▶ STATED EXERCISE
Extract every line where the string "number" appears.

§ §

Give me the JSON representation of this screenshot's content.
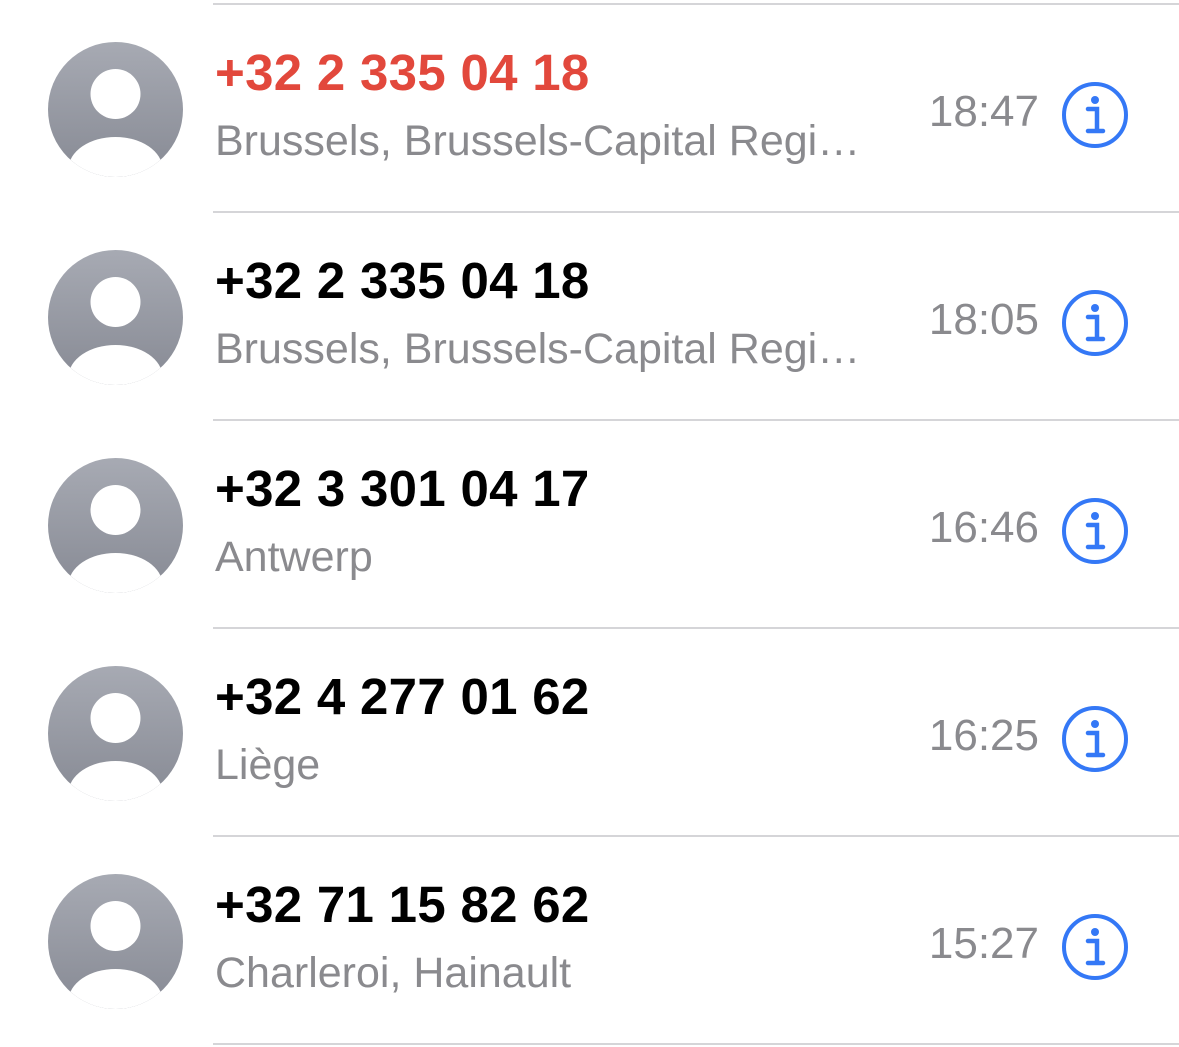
{
  "colors": {
    "missed": "#e2483c",
    "primary": "#000000",
    "secondary": "#8a8a8e",
    "accent": "#3478f6",
    "avatar_bg": "#a1a4ad",
    "divider": "#d5d5d8"
  },
  "calls": [
    {
      "number": "+32 2 335 04 18",
      "location": "Brussels, Brussels-Capital Regi…",
      "time": "18:47",
      "missed": true,
      "avatar_icon": "person-silhouette-icon",
      "info_icon": "info-icon"
    },
    {
      "number": "+32 2 335 04 18",
      "location": "Brussels, Brussels-Capital Regi…",
      "time": "18:05",
      "missed": false,
      "avatar_icon": "person-silhouette-icon",
      "info_icon": "info-icon"
    },
    {
      "number": "+32 3 301 04 17",
      "location": "Antwerp",
      "time": "16:46",
      "missed": false,
      "avatar_icon": "person-silhouette-icon",
      "info_icon": "info-icon"
    },
    {
      "number": "+32 4 277 01 62",
      "location": "Liège",
      "time": "16:25",
      "missed": false,
      "avatar_icon": "person-silhouette-icon",
      "info_icon": "info-icon"
    },
    {
      "number": "+32 71 15 82 62",
      "location": "Charleroi, Hainault",
      "time": "15:27",
      "missed": false,
      "avatar_icon": "person-silhouette-icon",
      "info_icon": "info-icon"
    }
  ]
}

§ §

▶ EXERCISE ANSWER
      "number": "+32 2 335 04 18",
      "number": "+32 2 335 04 18",
      "number": "+32 3 301 04 17",
      "number": "+32 4 277 01 62",
      "number": "+32 71 15 82 62",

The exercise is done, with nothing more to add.